+++ Data for this exercise

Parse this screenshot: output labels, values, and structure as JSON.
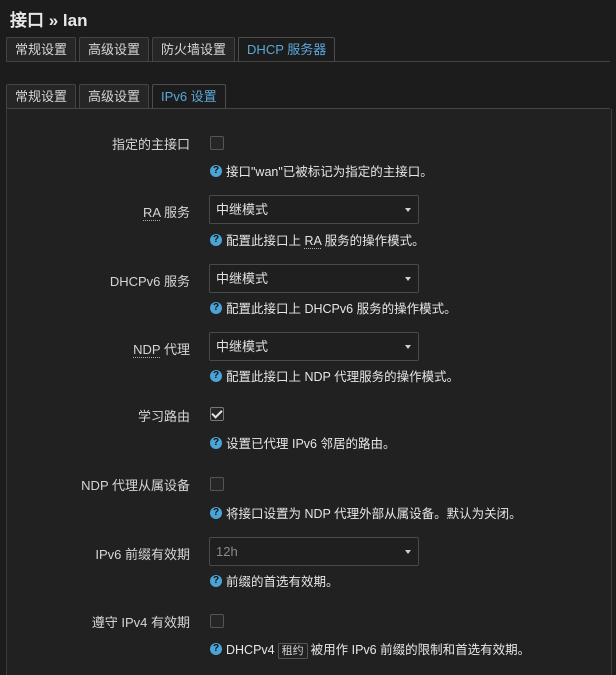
{
  "page_title": "接口 » lan",
  "main_tabs": [
    "常规设置",
    "高级设置",
    "防火墙设置",
    "DHCP 服务器"
  ],
  "sub_tabs": [
    "常规设置",
    "高级设置",
    "IPv6 设置"
  ],
  "rows": {
    "master": {
      "label": "指定的主接口",
      "checked": false,
      "help": "接口\"wan\"已被标记为指定的主接口。"
    },
    "ra": {
      "label_abbr": "RA",
      "label_rest": " 服务",
      "value": "中继模式",
      "help_pre": "配置此接口上 ",
      "help_abbr": "RA",
      "help_post": " 服务的操作模式。"
    },
    "dhcpv6": {
      "label": "DHCPv6 服务",
      "value": "中继模式",
      "help": "配置此接口上 DHCPv6 服务的操作模式。"
    },
    "ndp": {
      "label_abbr": "NDP",
      "label_rest": " 代理",
      "value": "中继模式",
      "help": "配置此接口上 NDP 代理服务的操作模式。"
    },
    "learn": {
      "label": "学习路由",
      "checked": true,
      "help": "设置已代理 IPv6 邻居的路由。"
    },
    "ndp_slave": {
      "label": "NDP 代理从属设备",
      "checked": false,
      "help": "将接口设置为 NDP 代理外部从属设备。默认为关闭。"
    },
    "ipv6_pref": {
      "label": "IPv6 前缀有效期",
      "value": "12h",
      "help": "前缀的首选有效期。"
    },
    "ipv4_life": {
      "label": "遵守 IPv4 有效期",
      "checked": false,
      "help_pre": "DHCPv4",
      "help_kbd": "租约",
      "help_post": "被用作 IPv6 前缀的限制和首选有效期。"
    }
  },
  "icons": {
    "help": "question-circle-icon",
    "caret": "chevron-down-icon",
    "check": "check-icon"
  },
  "colors": {
    "accent": "#5aa8d8",
    "help_icon": "#4ca3d6",
    "background": "#1c1c1c"
  }
}
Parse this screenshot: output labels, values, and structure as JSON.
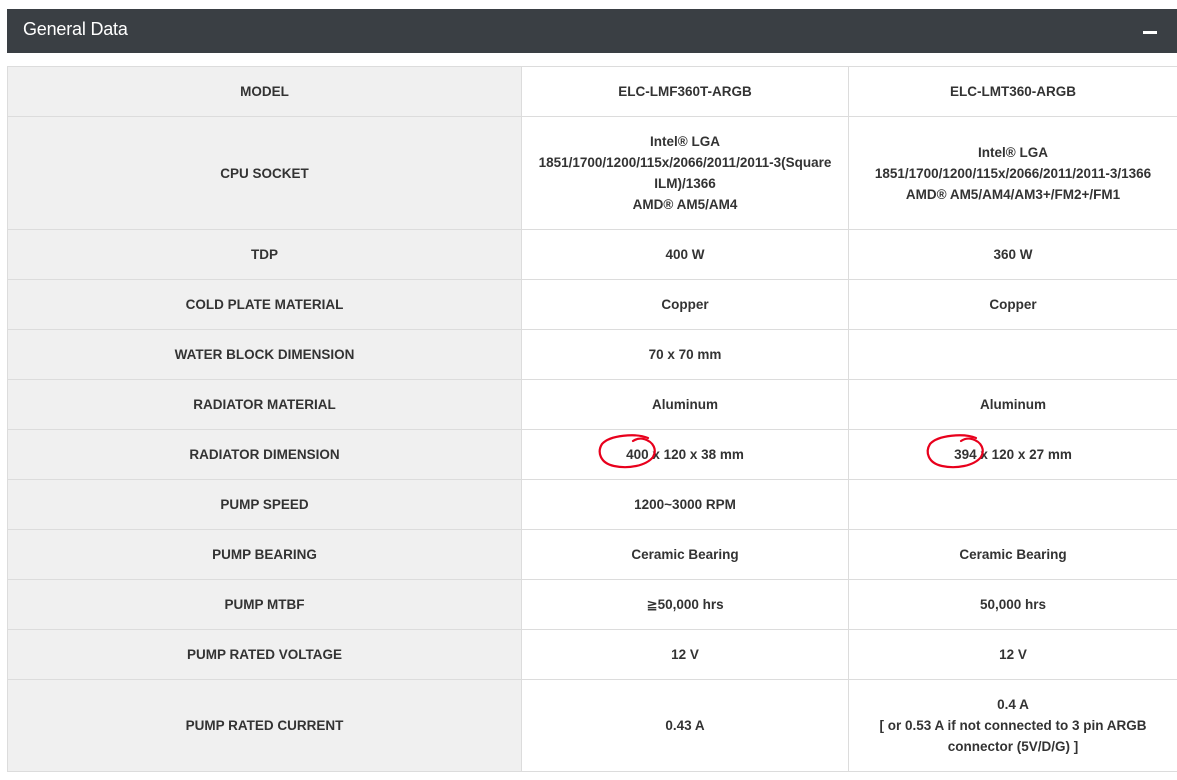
{
  "panel": {
    "title": "General Data",
    "collapse_icon": "minus-icon"
  },
  "table": {
    "columns": [
      "MODEL",
      "ELC-LMF360T-ARGB",
      "ELC-LMT360-ARGB"
    ],
    "rows": [
      {
        "label": "CPU SOCKET",
        "v1": [
          "Intel® LGA",
          "1851/1700/1200/115x/2066/2011/2011-3(Square",
          "ILM)/1366",
          "AMD® AM5/AM4"
        ],
        "v2": [
          "Intel® LGA",
          "1851/1700/1200/115x/2066/2011/2011-3/1366",
          "AMD® AM5/AM4/AM3+/FM2+/FM1"
        ]
      },
      {
        "label": "TDP",
        "v1": [
          "400 W"
        ],
        "v2": [
          "360 W"
        ]
      },
      {
        "label": "COLD PLATE MATERIAL",
        "v1": [
          "Copper"
        ],
        "v2": [
          "Copper"
        ]
      },
      {
        "label": "WATER BLOCK DIMENSION",
        "v1": [
          "70 x 70 mm"
        ],
        "v2": []
      },
      {
        "label": "RADIATOR MATERIAL",
        "v1": [
          "Aluminum"
        ],
        "v2": [
          "Aluminum"
        ]
      },
      {
        "label": "RADIATOR DIMENSION",
        "v1": [
          "400 x 120 x 38 mm"
        ],
        "v2": [
          "394 x 120 x 27 mm"
        ]
      },
      {
        "label": "PUMP SPEED",
        "v1": [
          "1200~3000 RPM"
        ],
        "v2": []
      },
      {
        "label": "PUMP BEARING",
        "v1": [
          "Ceramic Bearing"
        ],
        "v2": [
          "Ceramic Bearing"
        ]
      },
      {
        "label": "PUMP MTBF",
        "v1": [
          "≧50,000 hrs"
        ],
        "v2": [
          "50,000 hrs"
        ]
      },
      {
        "label": "PUMP RATED VOLTAGE",
        "v1": [
          "12 V"
        ],
        "v2": [
          "12 V"
        ]
      },
      {
        "label": "PUMP RATED CURRENT",
        "v1": [
          "0.43 A"
        ],
        "v2": [
          "0.4 A",
          "[ or 0.53 A if not connected to 3 pin ARGB",
          "connector (5V/D/G) ]"
        ]
      }
    ]
  },
  "annotations": {
    "color": "#e8001c",
    "circled_values": [
      "400",
      "394"
    ]
  },
  "colors": {
    "header_bg": "#3a3f44",
    "label_bg": "#f0f0f0",
    "border": "#dcdcdc",
    "text": "#333333"
  }
}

++++++

* [Challenge]
Reproduce every record above exactly, but leave out the pictures.

* [Exercise output]
Parse this screenshot: output labels, values, and structure as JSON.
{
  "page_title": "接口 » lan",
  "main_tabs": [
    "常规设置",
    "高级设置",
    "防火墙设置",
    "DHCP 服务器"
  ],
  "sub_tabs": [
    "常规设置",
    "高级设置",
    "IPv6 设置"
  ],
  "rows": {
    "master": {
      "label": "指定的主接口",
      "checked": false,
      "help": "接口\"wan\"已被标记为指定的主接口。"
    },
    "ra": {
      "label_abbr": "RA",
      "label_rest": " 服务",
      "value": "中继模式",
      "help_pre": "配置此接口上 ",
      "help_abbr": "RA",
      "help_post": " 服务的操作模式。"
    },
    "dhcpv6": {
      "label": "DHCPv6 服务",
      "value": "中继模式",
      "help": "配置此接口上 DHCPv6 服务的操作模式。"
    },
    "ndp": {
      "label_abbr": "NDP",
      "label_rest": " 代理",
      "value": "中继模式",
      "help": "配置此接口上 NDP 代理服务的操作模式。"
    },
    "learn": {
      "label": "学习路由",
      "checked": true,
      "help": "设置已代理 IPv6 邻居的路由。"
    },
    "ndp_slave": {
      "label": "NDP 代理从属设备",
      "checked": false,
      "help": "将接口设置为 NDP 代理外部从属设备。默认为关闭。"
    },
    "ipv6_pref": {
      "label": "IPv6 前缀有效期",
      "value": "12h",
      "help": "前缀的首选有效期。"
    },
    "ipv4_life": {
      "label": "遵守 IPv4 有效期",
      "checked": false,
      "help_pre": "DHCPv4",
      "help_kbd": "租约",
      "help_post": "被用作 IPv6 前缀的限制和首选有效期。"
    }
  },
  "icons": {
    "help": "question-circle-icon",
    "caret": "chevron-down-icon",
    "check": "check-icon"
  },
  "colors": {
    "accent": "#5aa8d8",
    "help_icon": "#4ca3d6",
    "background": "#1c1c1c"
  }
}
Parse this screenshot: output labels, values, and structure as JSON.
{
  "panel": {
    "title": "General Data",
    "collapse_icon": "minus-icon"
  },
  "table": {
    "columns": [
      "MODEL",
      "ELC-LMF360T-ARGB",
      "ELC-LMT360-ARGB"
    ],
    "rows": [
      {
        "label": "CPU SOCKET",
        "v1": [
          "Intel® LGA",
          "1851/1700/1200/115x/2066/2011/2011-3(Square",
          "ILM)/1366",
          "AMD® AM5/AM4"
        ],
        "v2": [
          "Intel® LGA",
          "1851/1700/1200/115x/2066/2011/2011-3/1366",
          "AMD® AM5/AM4/AM3+/FM2+/FM1"
        ]
      },
      {
        "label": "TDP",
        "v1": [
          "400 W"
        ],
        "v2": [
          "360 W"
        ]
      },
      {
        "label": "COLD PLATE MATERIAL",
        "v1": [
          "Copper"
        ],
        "v2": [
          "Copper"
        ]
      },
      {
        "label": "WATER BLOCK DIMENSION",
        "v1": [
          "70 x 70 mm"
        ],
        "v2": []
      },
      {
        "label": "RADIATOR MATERIAL",
        "v1": [
          "Aluminum"
        ],
        "v2": [
          "Aluminum"
        ]
      },
      {
        "label": "RADIATOR DIMENSION",
        "v1": [
          "400 x 120 x 38 mm"
        ],
        "v2": [
          "394 x 120 x 27 mm"
        ]
      },
      {
        "label": "PUMP SPEED",
        "v1": [
          "1200~3000 RPM"
        ],
        "v2": []
      },
      {
        "label": "PUMP BEARING",
        "v1": [
          "Ceramic Bearing"
        ],
        "v2": [
          "Ceramic Bearing"
        ]
      },
      {
        "label": "PUMP MTBF",
        "v1": [
          "≧50,000 hrs"
        ],
        "v2": [
          "50,000 hrs"
        ]
      },
      {
        "label": "PUMP RATED VOLTAGE",
        "v1": [
          "12 V"
        ],
        "v2": [
          "12 V"
        ]
      },
      {
        "label": "PUMP RATED CURRENT",
        "v1": [
          "0.43 A"
        ],
        "v2": [
          "0.4 A",
          "[ or 0.53 A if not connected to 3 pin ARGB",
          "connector (5V/D/G) ]"
        ]
      }
    ]
  },
  "annotations": {
    "color": "#e8001c",
    "circled_values": [
      "400",
      "394"
    ]
  },
  "colors": {
    "header_bg": "#3a3f44",
    "label_bg": "#f0f0f0",
    "border": "#dcdcdc",
    "text": "#333333"
  }
}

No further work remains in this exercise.